PROBLEM DESCRIPTION - Set down the whole listing verbatim.

Lines of data
====================
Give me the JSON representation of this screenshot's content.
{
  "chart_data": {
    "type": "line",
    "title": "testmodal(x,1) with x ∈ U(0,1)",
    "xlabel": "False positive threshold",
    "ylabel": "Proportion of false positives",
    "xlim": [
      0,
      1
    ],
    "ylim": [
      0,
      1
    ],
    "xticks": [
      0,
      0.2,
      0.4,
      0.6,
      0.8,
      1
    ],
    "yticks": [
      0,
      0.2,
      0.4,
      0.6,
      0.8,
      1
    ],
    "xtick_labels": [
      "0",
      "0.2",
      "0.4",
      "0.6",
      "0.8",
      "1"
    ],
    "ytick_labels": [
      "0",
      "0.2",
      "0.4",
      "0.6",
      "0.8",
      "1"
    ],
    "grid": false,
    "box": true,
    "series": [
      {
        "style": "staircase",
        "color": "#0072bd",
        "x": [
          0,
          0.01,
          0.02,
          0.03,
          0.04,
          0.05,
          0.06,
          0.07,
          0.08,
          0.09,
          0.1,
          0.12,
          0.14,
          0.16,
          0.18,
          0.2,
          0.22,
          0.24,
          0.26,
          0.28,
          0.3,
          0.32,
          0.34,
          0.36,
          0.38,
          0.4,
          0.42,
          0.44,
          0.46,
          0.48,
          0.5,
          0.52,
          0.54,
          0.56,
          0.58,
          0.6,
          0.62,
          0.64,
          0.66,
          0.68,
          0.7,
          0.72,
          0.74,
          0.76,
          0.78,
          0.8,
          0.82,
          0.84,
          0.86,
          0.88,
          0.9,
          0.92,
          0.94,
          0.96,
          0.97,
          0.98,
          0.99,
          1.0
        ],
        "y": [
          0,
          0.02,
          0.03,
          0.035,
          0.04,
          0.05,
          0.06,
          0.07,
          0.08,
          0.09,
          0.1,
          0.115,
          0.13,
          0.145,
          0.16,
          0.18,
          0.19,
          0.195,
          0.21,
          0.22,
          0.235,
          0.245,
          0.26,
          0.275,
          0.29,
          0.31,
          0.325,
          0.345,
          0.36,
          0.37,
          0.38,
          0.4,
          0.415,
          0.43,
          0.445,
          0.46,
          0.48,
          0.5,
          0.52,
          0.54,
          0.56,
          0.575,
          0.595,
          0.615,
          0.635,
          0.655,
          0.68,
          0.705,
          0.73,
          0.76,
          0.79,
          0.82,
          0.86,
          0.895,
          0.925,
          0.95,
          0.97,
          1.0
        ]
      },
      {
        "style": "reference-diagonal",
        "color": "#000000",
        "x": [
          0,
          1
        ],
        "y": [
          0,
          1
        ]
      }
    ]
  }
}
====================
PROBLEM SOLUTION -
Give me the JSON representation of this screenshot's content.
{
  "chart_data": {
    "type": "line",
    "title": "testmodal(x,1) with x ∈ U(0,1)",
    "xlabel": "False positive threshold",
    "ylabel": "Proportion of false positives",
    "xlim": [
      0,
      1
    ],
    "ylim": [
      0,
      1
    ],
    "xticks": [
      0,
      0.2,
      0.4,
      0.6,
      0.8,
      1
    ],
    "yticks": [
      0,
      0.2,
      0.4,
      0.6,
      0.8,
      1
    ],
    "xtick_labels": [
      "0",
      "0.2",
      "0.4",
      "0.6",
      "0.8",
      "1"
    ],
    "ytick_labels": [
      "0",
      "0.2",
      "0.4",
      "0.6",
      "0.8",
      "1"
    ],
    "grid": false,
    "box": true,
    "series": [
      {
        "style": "staircase",
        "color": "#0072bd",
        "x": [
          0,
          0.01,
          0.02,
          0.03,
          0.04,
          0.05,
          0.06,
          0.07,
          0.08,
          0.09,
          0.1,
          0.12,
          0.14,
          0.16,
          0.18,
          0.2,
          0.22,
          0.24,
          0.26,
          0.28,
          0.3,
          0.32,
          0.34,
          0.36,
          0.38,
          0.4,
          0.42,
          0.44,
          0.46,
          0.48,
          0.5,
          0.52,
          0.54,
          0.56,
          0.58,
          0.6,
          0.62,
          0.64,
          0.66,
          0.68,
          0.7,
          0.72,
          0.74,
          0.76,
          0.78,
          0.8,
          0.82,
          0.84,
          0.86,
          0.88,
          0.9,
          0.92,
          0.94,
          0.96,
          0.97,
          0.98,
          0.99,
          1.0
        ],
        "y": [
          0,
          0.02,
          0.03,
          0.035,
          0.04,
          0.05,
          0.06,
          0.07,
          0.08,
          0.09,
          0.1,
          0.115,
          0.13,
          0.145,
          0.16,
          0.18,
          0.19,
          0.195,
          0.21,
          0.22,
          0.235,
          0.245,
          0.26,
          0.275,
          0.29,
          0.31,
          0.325,
          0.345,
          0.36,
          0.37,
          0.38,
          0.4,
          0.415,
          0.43,
          0.445,
          0.46,
          0.48,
          0.5,
          0.52,
          0.54,
          0.56,
          0.575,
          0.595,
          0.615,
          0.635,
          0.655,
          0.68,
          0.705,
          0.73,
          0.76,
          0.79,
          0.82,
          0.86,
          0.895,
          0.925,
          0.95,
          0.97,
          1.0
        ]
      },
      {
        "style": "reference-diagonal",
        "color": "#000000",
        "x": [
          0,
          1
        ],
        "y": [
          0,
          1
        ]
      }
    ]
  }
}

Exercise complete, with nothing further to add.